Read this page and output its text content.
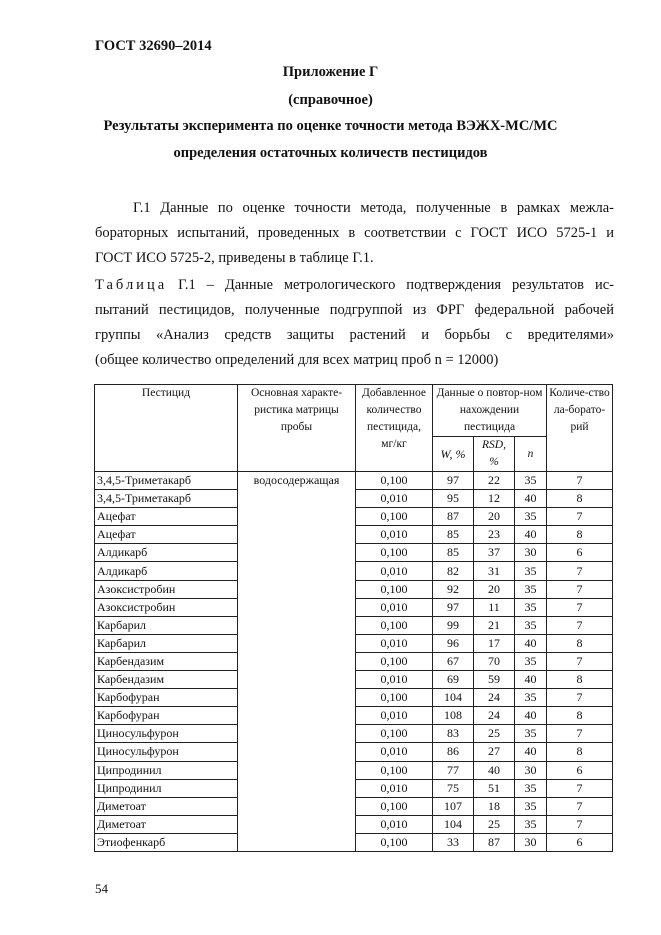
ГОСТ 32690–2014
Приложение Г
(справочное)
Результаты эксперимента по оценке точности метода ВЭЖХ-МС/МС
определения остаточных количеств пестицидов
Г.1 Данные по оценке точности метода, полученные в рамках межла-
бораторных испытаний, проведенных в соответствии с ГОСТ ИСО 5725-1 и
ГОСТ ИСО 5725-2, приведены в таблице Г.1.
Таблица Г.1 – Данные метрологического подтверждения результатов ис-
пытаний пестицидов, полученные подгруппой из ФРГ федеральной рабочей
группы «Анализ средств защиты растений и борьбы с вредителями»
(общее количество определений для всех матриц проб n = 12000)
Пестицид	Основная характе-ристика матрицы пробы	Добавленное количество пестицида, мг/кг	Данные о повтор-ном нахождении пестицида			Количе-ство ла-борато-рий
			W, %	RSD, %	n	
3,4,5-Триметакарб	водосодержащая	0,100	97	22	35	7
3,4,5-Триметакарб		0,010	95	12	40	8
Ацефат		0,100	87	20	35	7
Ацефат		0,010	85	23	40	8
Алдикарб		0,100	85	37	30	6
Алдикарб		0,010	82	31	35	7
Азоксистробин		0,100	92	20	35	7
Азоксистробин		0,010	97	11	35	7
Карбарил		0,100	99	21	35	7
Карбарил		0,010	96	17	40	8
Карбендазим		0,100	67	70	35	7
Карбендазим		0,010	69	59	40	8
Карбофуран		0,100	104	24	35	7
Карбофуран		0,010	108	24	40	8
Циносульфурон		0,100	83	25	35	7
Циносульфурон		0,010	86	27	40	8
Ципродинил		0,100	77	40	30	6
Ципродинил		0,010	75	51	35	7
Диметоат		0,100	107	18	35	7
Диметоат		0,010	104	25	35	7
Этиофенкарб		0,100	33	87	30	6
54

**GIVEN EXERCISE**
Nothing in the entries above should change when they are printed again, except that the pictures are dropped.

**SOLUTION TO THE PROBLEM**
Read this page and output its text content.
ГОСТ 32690–2014
Приложение Г
(справочное)
Результаты эксперимента по оценке точности метода ВЭЖХ-МС/МС
определения остаточных количеств пестицидов
Г.1 Данные по оценке точности метода, полученные в рамках межла-
бораторных испытаний, проведенных в соответствии с ГОСТ ИСО 5725-1 и
ГОСТ ИСО 5725-2, приведены в таблице Г.1.
Таблица Г.1 – Данные метрологического подтверждения результатов ис-
пытаний пестицидов, полученные подгруппой из ФРГ федеральной рабочей
группы «Анализ средств защиты растений и борьбы с вредителями»
(общее количество определений для всех матриц проб n = 12000)
Пестицид	Основная характе-ристика матрицы пробы	Добавленное количество пестицида, мг/кг	Данные о повтор-ном нахождении пестицида			Количе-ство ла-борато-рий
			W, %	RSD, %	n	
3,4,5-Триметакарб	водосодержащая	0,100	97	22	35	7
3,4,5-Триметакарб		0,010	95	12	40	8
Ацефат		0,100	87	20	35	7
Ацефат		0,010	85	23	40	8
Алдикарб		0,100	85	37	30	6
Алдикарб		0,010	82	31	35	7
Азоксистробин		0,100	92	20	35	7
Азоксистробин		0,010	97	11	35	7
Карбарил		0,100	99	21	35	7
Карбарил		0,010	96	17	40	8
Карбендазим		0,100	67	70	35	7
Карбендазим		0,010	69	59	40	8
Карбофуран		0,100	104	24	35	7
Карбофуран		0,010	108	24	40	8
Циносульфурон		0,100	83	25	35	7
Циносульфурон		0,010	86	27	40	8
Ципродинил		0,100	77	40	30	6
Ципродинил		0,010	75	51	35	7
Диметоат		0,100	107	18	35	7
Диметоат		0,010	104	25	35	7
Этиофенкарб		0,100	33	87	30	6
54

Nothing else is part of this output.